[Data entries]
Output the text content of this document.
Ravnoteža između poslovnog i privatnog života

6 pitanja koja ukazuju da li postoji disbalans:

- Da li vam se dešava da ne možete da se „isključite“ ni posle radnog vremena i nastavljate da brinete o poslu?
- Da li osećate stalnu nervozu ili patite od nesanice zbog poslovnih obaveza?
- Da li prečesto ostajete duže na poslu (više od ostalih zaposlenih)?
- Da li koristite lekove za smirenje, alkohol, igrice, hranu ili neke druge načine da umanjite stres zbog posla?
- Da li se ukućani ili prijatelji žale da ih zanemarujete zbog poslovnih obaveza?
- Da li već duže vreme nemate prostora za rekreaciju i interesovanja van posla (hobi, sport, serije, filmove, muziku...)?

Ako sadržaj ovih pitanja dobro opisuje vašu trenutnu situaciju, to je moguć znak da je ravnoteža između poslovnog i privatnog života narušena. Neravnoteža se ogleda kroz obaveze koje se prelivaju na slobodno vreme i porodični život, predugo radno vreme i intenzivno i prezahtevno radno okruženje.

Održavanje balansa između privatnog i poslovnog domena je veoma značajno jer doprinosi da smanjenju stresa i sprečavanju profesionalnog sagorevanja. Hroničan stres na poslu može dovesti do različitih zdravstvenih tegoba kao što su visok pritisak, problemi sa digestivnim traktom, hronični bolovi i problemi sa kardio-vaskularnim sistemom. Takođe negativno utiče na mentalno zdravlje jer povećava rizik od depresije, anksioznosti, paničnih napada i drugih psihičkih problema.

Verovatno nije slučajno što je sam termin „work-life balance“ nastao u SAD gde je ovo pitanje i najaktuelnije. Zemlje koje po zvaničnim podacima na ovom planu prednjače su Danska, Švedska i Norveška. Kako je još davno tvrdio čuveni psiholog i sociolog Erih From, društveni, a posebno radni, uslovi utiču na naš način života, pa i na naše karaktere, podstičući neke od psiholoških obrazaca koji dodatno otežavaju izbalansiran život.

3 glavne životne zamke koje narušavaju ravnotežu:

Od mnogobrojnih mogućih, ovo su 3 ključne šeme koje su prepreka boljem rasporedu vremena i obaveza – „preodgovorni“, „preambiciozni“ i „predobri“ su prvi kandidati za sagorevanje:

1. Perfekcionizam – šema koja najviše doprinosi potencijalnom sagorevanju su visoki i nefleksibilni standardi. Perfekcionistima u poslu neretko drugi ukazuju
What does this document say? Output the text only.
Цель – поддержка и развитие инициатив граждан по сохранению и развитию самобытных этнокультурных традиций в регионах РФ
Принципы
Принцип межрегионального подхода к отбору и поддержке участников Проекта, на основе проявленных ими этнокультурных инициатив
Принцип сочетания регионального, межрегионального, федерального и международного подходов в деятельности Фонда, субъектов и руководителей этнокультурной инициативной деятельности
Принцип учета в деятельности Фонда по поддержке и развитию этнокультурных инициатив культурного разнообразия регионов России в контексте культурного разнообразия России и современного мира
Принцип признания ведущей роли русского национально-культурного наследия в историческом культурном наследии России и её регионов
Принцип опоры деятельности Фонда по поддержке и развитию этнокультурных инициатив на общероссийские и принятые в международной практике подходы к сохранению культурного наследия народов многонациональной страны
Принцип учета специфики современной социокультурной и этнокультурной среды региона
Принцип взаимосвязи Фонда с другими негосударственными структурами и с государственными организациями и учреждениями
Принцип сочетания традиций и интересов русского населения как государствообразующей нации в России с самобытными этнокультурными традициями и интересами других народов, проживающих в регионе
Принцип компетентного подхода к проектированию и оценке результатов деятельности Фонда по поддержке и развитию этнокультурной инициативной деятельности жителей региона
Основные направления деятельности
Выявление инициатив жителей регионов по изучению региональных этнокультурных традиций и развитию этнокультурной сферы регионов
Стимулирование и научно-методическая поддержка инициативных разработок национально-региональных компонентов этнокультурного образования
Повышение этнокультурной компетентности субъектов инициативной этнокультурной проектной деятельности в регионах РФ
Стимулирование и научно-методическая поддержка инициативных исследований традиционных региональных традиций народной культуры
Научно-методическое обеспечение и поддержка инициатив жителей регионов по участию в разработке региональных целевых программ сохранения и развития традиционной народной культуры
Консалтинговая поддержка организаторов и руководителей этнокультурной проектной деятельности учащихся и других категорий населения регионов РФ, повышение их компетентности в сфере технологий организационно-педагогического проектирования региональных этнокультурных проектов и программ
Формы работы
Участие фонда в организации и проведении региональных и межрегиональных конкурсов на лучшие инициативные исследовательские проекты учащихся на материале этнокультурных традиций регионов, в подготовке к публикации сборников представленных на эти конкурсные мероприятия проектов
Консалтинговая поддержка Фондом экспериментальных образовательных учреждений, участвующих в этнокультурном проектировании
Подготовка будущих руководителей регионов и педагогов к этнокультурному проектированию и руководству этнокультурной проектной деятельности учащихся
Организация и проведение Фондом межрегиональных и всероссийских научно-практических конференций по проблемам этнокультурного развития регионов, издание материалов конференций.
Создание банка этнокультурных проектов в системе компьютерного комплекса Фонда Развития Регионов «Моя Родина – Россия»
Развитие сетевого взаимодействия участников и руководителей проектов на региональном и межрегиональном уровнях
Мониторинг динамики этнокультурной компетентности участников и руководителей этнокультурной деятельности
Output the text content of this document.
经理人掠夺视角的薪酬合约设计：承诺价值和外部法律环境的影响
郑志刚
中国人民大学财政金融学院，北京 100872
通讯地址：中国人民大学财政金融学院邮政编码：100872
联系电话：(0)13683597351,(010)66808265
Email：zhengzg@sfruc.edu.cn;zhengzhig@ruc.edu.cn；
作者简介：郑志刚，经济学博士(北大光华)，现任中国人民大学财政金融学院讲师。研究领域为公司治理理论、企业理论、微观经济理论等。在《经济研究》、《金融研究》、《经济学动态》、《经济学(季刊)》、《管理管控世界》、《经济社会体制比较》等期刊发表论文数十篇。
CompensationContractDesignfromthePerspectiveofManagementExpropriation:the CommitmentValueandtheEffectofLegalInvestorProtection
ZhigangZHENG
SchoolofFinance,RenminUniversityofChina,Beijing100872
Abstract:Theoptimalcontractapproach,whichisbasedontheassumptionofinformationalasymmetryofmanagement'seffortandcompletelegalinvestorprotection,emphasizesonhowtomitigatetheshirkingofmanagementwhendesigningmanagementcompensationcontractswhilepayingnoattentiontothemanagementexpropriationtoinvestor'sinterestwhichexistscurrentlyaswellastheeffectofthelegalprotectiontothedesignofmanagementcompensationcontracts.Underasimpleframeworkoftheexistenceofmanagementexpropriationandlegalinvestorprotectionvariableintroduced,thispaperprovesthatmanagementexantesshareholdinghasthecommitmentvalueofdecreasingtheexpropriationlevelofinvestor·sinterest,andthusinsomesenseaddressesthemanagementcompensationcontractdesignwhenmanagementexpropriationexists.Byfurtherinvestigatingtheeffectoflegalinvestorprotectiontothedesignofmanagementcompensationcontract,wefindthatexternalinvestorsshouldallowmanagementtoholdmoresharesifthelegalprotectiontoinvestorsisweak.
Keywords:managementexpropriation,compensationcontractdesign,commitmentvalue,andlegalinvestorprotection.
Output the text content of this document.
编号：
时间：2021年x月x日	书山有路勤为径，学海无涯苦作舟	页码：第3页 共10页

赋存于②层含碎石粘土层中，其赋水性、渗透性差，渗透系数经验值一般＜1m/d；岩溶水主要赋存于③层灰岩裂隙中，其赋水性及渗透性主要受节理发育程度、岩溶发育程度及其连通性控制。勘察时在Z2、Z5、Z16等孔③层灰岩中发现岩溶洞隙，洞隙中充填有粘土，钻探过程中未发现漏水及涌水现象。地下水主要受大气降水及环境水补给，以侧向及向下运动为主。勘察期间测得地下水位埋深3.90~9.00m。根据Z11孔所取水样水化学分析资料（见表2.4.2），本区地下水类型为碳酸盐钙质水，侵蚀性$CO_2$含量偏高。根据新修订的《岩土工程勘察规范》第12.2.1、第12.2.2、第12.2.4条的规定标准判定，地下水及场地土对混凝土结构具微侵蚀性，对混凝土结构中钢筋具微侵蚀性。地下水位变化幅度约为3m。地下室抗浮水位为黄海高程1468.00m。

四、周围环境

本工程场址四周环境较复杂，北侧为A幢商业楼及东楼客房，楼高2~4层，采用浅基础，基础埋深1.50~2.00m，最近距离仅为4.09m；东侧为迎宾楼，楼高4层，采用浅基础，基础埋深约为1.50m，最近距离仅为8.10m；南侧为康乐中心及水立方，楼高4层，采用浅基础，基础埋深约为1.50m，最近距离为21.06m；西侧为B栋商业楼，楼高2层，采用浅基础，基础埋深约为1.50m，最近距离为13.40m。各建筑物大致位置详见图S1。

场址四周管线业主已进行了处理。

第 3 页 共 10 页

# Requirement:
Identify every line where the string "межрегионального" appears.

# Answer to this problem:
Принцип межрегионального подхода к отбору и поддержке участников Проекта, на основе проявленных ими этнокультурных инициатив
Принцип сочетания регионального, межрегионального, федерального и международного подходов в деятельности Фонда, субъектов и руководителей этнокультурной инициативной деятельности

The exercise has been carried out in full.